— start of RECORDS FOR THE EXERCISE —

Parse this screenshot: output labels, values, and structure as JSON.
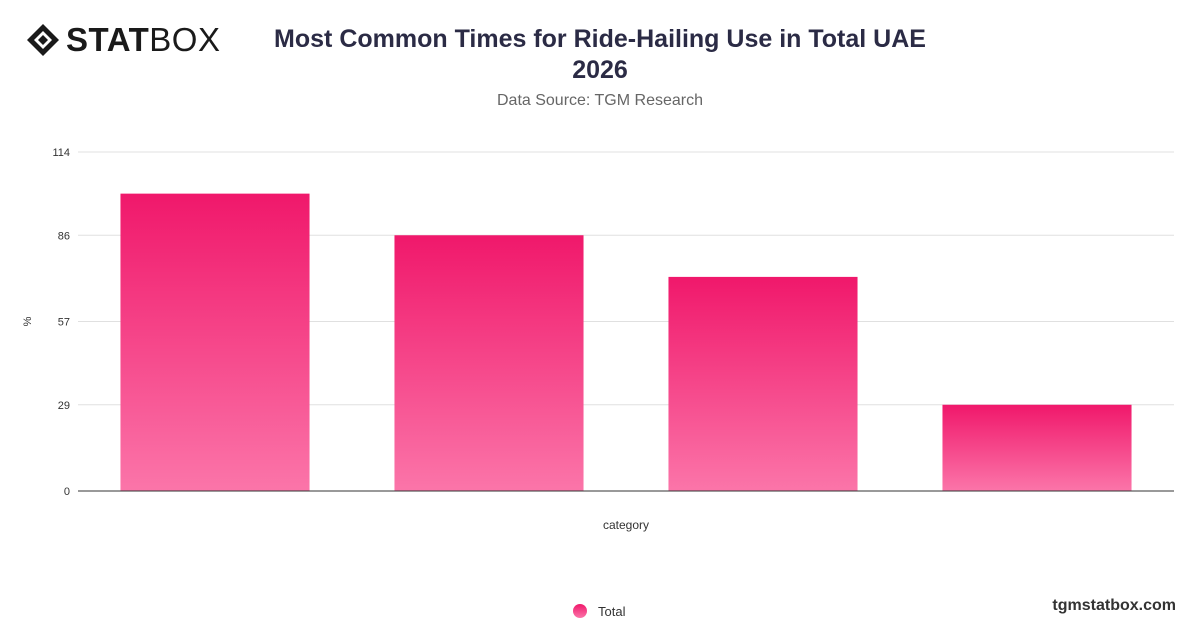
{
  "brand": {
    "logo_bold": "STAT",
    "logo_light": "BOX",
    "footer": "tgmstatbox.com"
  },
  "header": {
    "title_line1": "Most Common Times for Ride-Hailing Use in Total UAE",
    "title_line2": "2026",
    "subtitle": "Data Source: TGM Research"
  },
  "legend": {
    "label": "Total"
  },
  "colors": {
    "bar_top": "#f0186b",
    "bar_bottom": "#fb75a9",
    "grid": "#e0e0e0",
    "axis": "#333333"
  },
  "chart_data": {
    "type": "bar",
    "title": "Most Common Times for Ride-Hailing Use in Total UAE 2026",
    "subtitle": "Data Source: TGM Research",
    "xlabel": "category",
    "ylabel": "%",
    "ylim": [
      0,
      114
    ],
    "yticks": [
      0,
      29,
      57,
      86,
      114
    ],
    "categories": [
      "",
      "",
      "",
      ""
    ],
    "series": [
      {
        "name": "Total",
        "values": [
          100,
          86,
          72,
          29
        ]
      }
    ],
    "grid": true,
    "legend_position": "bottom-center"
  }
}
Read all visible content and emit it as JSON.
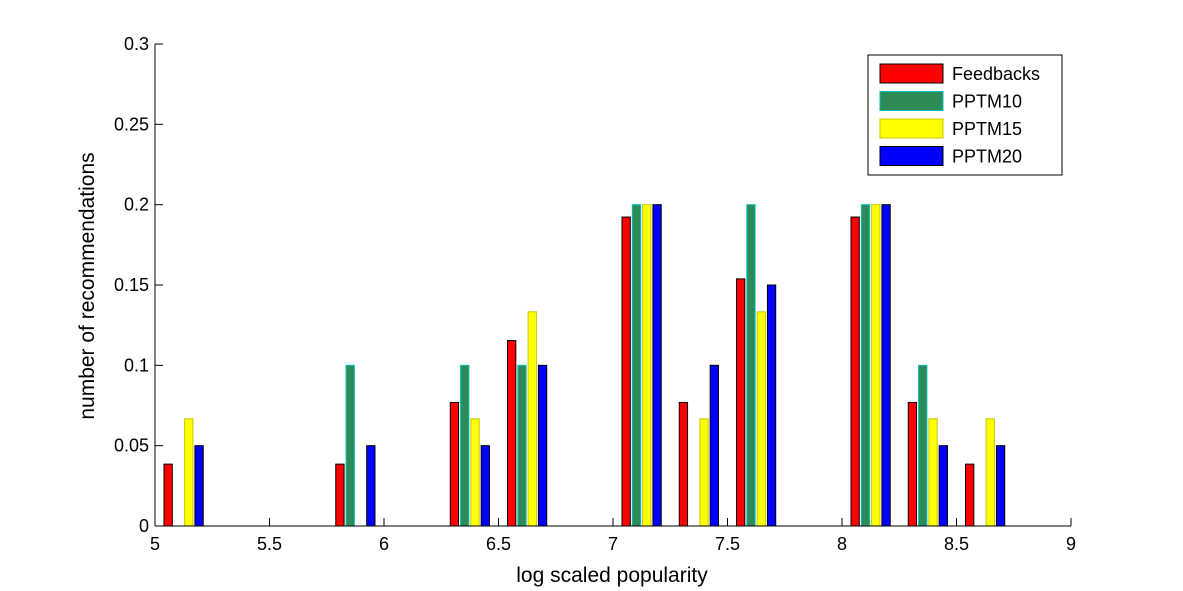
{
  "chart_data": {
    "type": "bar",
    "title": "",
    "xlabel": "log scaled popularity",
    "ylabel": "number of recommendations",
    "xlim": [
      5,
      9
    ],
    "ylim": [
      0,
      0.3
    ],
    "xticks": [
      "5",
      "5.5",
      "6",
      "6.5",
      "7",
      "7.5",
      "8",
      "8.5",
      "9"
    ],
    "yticks": [
      "0",
      "0.05",
      "0.1",
      "0.15",
      "0.2",
      "0.25",
      "0.3"
    ],
    "x": [
      5.125,
      5.375,
      5.625,
      5.875,
      6.125,
      6.375,
      6.625,
      6.875,
      7.125,
      7.375,
      7.625,
      7.875,
      8.125,
      8.375,
      8.625,
      8.875
    ],
    "series": [
      {
        "name": "Feedbacks",
        "color": "#ff0000",
        "edge": "#000000",
        "values": [
          0.0385,
          0,
          0,
          0.0385,
          0,
          0.0769,
          0.1154,
          0,
          0.1923,
          0.0769,
          0.1538,
          0,
          0.1923,
          0.0769,
          0.0385,
          0
        ]
      },
      {
        "name": "PPTM10",
        "color": "#2e8b57",
        "edge": "#00c0c0",
        "values": [
          0,
          0,
          0,
          0.1,
          0,
          0.1,
          0.1,
          0,
          0.2,
          0,
          0.2,
          0,
          0.2,
          0.1,
          0,
          0
        ]
      },
      {
        "name": "PPTM15",
        "color": "#ffff00",
        "edge": "#c8c800",
        "values": [
          0.0667,
          0,
          0,
          0,
          0,
          0.0667,
          0.1333,
          0,
          0.2,
          0.0667,
          0.1333,
          0,
          0.2,
          0.0667,
          0.0667,
          0
        ]
      },
      {
        "name": "PPTM20",
        "color": "#0000ff",
        "edge": "#000000",
        "values": [
          0.05,
          0,
          0,
          0.05,
          0,
          0.05,
          0.1,
          0,
          0.2,
          0.1,
          0.15,
          0,
          0.2,
          0.05,
          0.05,
          0
        ]
      }
    ],
    "grid": false,
    "legend_position": "top-right"
  }
}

— end of RECORDS FOR THE EXERCISE —

### GIVEN REQUEST
Copy out each line of the material that holds the word "Research".

### THE RESPONSE
    "subtitle": "Data Source: TGM Research"
    "subtitle": "Data Source: TGM Research",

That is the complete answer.